##### TRECHO DE ORIGEM #####

Publico, em anexo, uma decisão do Tribunal de Justiça do Rio Grande do Sul, que recebi por email, condenando um clube gaúcho a indenizar uma lésbica por causa de uma “discriminação” ocorrida numa festa cinco anos atrás. A menina, que trocava carícias com a “namorada”, sentiu-se constrangida quando a diretoria disse-lhe que o seu comportamento era inadequado ao ambiente.

São dignos de menção dois trechos do documento.

[N]ão podem eventuais peculiaridades regionais servir de excludente da responsabilidade dos demandados, em face da ocorrência de discriminação, que, no caso em tela, se dera com fundamento na opção sexual da demandante.

Ou seja, para os órgãos de Justiça comprometidos com a Ditadura Gay, pouco importam a cultura ou os costumes das pessoas; elas precisam aceitar, de todo jeito, a imposição do “gay-way-of-life”.

[A]o que tudo indica, a conduta exigida da autora e de sua companheira não era necessariamente aquela demandada dos demais casais heterossexuais que freqüentavam o clube.

Ou seja, os órgãos gayzistas de Justiça não aceitam a evidente diferença entre um casal e uma dupla. O que vale para o primeiro, tem que valer para a segunda, por mais que repugne a razão e o bom senso, e por mais que isso seja naturalmente ofensivo ao senso moral das pessoas que não foram ainda contaminadas com o gayzismo.

Tal decisão é vergonhosa. Rezemos, pois as coisas estão piorando a olhos vistos.

* * *

Estado do Rio Grande do Sul
Poder Judiciário
Tribunal de Justiça

OS

Nº 70017041955

2006/Cível

APELAÇÃO CÍVEL. RESPONSABILIDADE CIVIL. DISCRIMINAÇÃO À CASAL HOMOSSEXUAL EM BAILE PROMOVIDO POR CLUBE SOCIAL. DANOS MORAIS. OCORRÊNCIA. QUANTUM INDENIZATÓRIO. MAJORAÇÃO.

1. RESPONSABILIDADE CIVIL. A Constituição Federal, em seu artigo 3º, inciso IV, institui o combate à discriminação, seja de qual espécie for, como um dos objetivos precípuos da República Federativa do Brasil. Em vista disso, não podem eventuais peculiaridades regionais servir de excludente da responsabilidade dos demandados, em face da ocorrência de discriminação, que, no caso em tela, se dera com fundamento na opção sexual da demandante.

2. Hipótese em que a autora, conjuntamente com sua companheira, fora advertida por membro da diretoria de clube social, em plena festa promovida pelo mesmo, a que cessassem as carícias que vinham trocando. Conduta que não era costumeiramente exigida de casais heterossexuais, o que indica a efetiva prática de discriminação.

2. QUANTUM INDENIZATÓRIO. A indenização por dano moral deve representar para a vítima uma satisfação capaz de amenizar de alguma forma o sofrimento impingido. A eficácia da contrapartida pecuniária está na aptidão para proporcionar tal satisfação em justa medida, de modo que não signifique um enriquecimento sem causa para a vítima e produza impacto bastante no causador do mal a fim de dissuadi-lo de novo atentado. Ponderação que recomenda a majoração do montante indenizatório fixado no Juízo a quo.

#####

TAREFA PROPOSTA A:
No texto sobre a decisão do Tribunal de Justiça, reescreva em forma de lista o parágrafo que começa com "2. Hipótese em que a autora", mantendo seus fatos principais.
TAREFA PROPOSTA B:
Nas linhas, desde a primeira até a linha que contém "- arrow-down-icon: [70, 439, 82, 454]", inclusive, substitua "heart-icon" por "like-icon". Apresente somente essas linhas, sem nenhuma outra alteração.

##### DADOS EXTRAÍDOS #####

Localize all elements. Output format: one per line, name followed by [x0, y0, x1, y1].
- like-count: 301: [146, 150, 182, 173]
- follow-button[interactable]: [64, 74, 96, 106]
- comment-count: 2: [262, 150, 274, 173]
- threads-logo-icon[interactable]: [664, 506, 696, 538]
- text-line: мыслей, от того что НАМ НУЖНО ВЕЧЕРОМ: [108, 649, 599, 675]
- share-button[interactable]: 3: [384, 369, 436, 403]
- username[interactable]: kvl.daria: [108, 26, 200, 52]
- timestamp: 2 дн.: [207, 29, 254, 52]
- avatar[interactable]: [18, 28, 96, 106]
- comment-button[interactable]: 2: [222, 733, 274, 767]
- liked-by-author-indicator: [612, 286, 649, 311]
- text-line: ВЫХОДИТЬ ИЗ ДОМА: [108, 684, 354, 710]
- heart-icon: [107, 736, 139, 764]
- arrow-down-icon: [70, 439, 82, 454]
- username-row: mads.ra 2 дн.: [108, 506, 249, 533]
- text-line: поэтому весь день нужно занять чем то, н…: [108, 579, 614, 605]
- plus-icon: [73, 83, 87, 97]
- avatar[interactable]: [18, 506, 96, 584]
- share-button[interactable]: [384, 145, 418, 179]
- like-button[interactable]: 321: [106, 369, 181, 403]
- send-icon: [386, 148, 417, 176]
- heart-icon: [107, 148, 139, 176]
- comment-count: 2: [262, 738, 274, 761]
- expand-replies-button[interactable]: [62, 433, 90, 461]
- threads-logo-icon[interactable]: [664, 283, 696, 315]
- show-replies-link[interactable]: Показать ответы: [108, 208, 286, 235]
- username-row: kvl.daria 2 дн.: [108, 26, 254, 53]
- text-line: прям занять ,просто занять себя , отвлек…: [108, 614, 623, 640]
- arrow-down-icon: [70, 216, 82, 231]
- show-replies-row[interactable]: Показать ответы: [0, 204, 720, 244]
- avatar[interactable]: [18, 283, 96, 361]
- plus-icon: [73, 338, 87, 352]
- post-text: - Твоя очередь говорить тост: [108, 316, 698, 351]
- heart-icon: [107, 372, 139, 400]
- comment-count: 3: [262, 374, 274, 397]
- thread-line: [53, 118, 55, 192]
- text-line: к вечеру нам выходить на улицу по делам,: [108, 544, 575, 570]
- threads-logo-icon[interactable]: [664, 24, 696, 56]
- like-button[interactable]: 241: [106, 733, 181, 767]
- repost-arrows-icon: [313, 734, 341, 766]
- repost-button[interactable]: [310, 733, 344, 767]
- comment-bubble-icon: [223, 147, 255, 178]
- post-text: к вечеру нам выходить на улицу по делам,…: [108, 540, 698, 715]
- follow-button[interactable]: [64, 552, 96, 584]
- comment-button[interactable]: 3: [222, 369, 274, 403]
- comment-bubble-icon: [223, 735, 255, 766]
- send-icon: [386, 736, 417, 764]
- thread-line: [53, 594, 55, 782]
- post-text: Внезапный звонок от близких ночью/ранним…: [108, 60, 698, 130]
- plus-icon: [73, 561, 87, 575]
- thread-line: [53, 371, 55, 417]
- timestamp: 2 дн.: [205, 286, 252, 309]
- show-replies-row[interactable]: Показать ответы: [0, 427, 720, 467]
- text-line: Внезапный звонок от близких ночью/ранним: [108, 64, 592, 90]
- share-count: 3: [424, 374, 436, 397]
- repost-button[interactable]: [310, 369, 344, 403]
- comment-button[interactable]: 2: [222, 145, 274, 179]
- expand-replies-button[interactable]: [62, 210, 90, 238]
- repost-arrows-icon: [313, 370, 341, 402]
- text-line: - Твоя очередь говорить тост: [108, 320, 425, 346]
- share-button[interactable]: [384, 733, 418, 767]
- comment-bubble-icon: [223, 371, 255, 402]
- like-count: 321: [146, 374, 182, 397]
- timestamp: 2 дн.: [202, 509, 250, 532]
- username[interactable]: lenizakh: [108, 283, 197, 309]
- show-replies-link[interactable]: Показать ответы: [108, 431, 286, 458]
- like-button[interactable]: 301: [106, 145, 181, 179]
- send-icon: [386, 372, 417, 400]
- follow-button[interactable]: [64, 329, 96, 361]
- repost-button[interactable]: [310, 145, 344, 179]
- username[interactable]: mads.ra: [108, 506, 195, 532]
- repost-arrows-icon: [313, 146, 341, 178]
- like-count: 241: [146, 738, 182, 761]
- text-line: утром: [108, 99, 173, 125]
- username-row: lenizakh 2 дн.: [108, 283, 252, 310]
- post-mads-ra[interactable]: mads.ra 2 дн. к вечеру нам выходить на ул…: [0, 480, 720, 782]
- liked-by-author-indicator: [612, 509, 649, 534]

#####

RESPOSTA FINAL A:
- A autora e sua companheira foram advertidas por um membro da diretoria de um clube social.
- A advertência ocorreu durante uma festa promovida pelo próprio clube.
- Pediu-se que elas parassem com as carícias que trocavam.
- Essa conduta não costumava ser exigida de casais heterossexuais.
- Isso indica a efetiva prática de discriminação.

RESPOSTA FINAL B:
Localize all elements. Output format: one per line, name followed by [x0, y0, x1, y1].
- like-count: 301: [146, 150, 182, 173]
- follow-button[interactable]: [64, 74, 96, 106]
- comment-count: 2: [262, 150, 274, 173]
- threads-logo-icon[interactable]: [664, 506, 696, 538]
- text-line: мыслей, от того что НАМ НУЖНО ВЕЧЕРОМ: [108, 649, 599, 675]
- share-button[interactable]: 3: [384, 369, 436, 403]
- username[interactable]: kvl.daria: [108, 26, 200, 52]
- timestamp: 2 дн.: [207, 29, 254, 52]
- avatar[interactable]: [18, 28, 96, 106]
- comment-button[interactable]: 2: [222, 733, 274, 767]
- liked-by-author-indicator: [612, 286, 649, 311]
- text-line: ВЫХОДИТЬ ИЗ ДОМА: [108, 684, 354, 710]
- like-icon: [107, 736, 139, 764]
- arrow-down-icon: [70, 439, 82, 454]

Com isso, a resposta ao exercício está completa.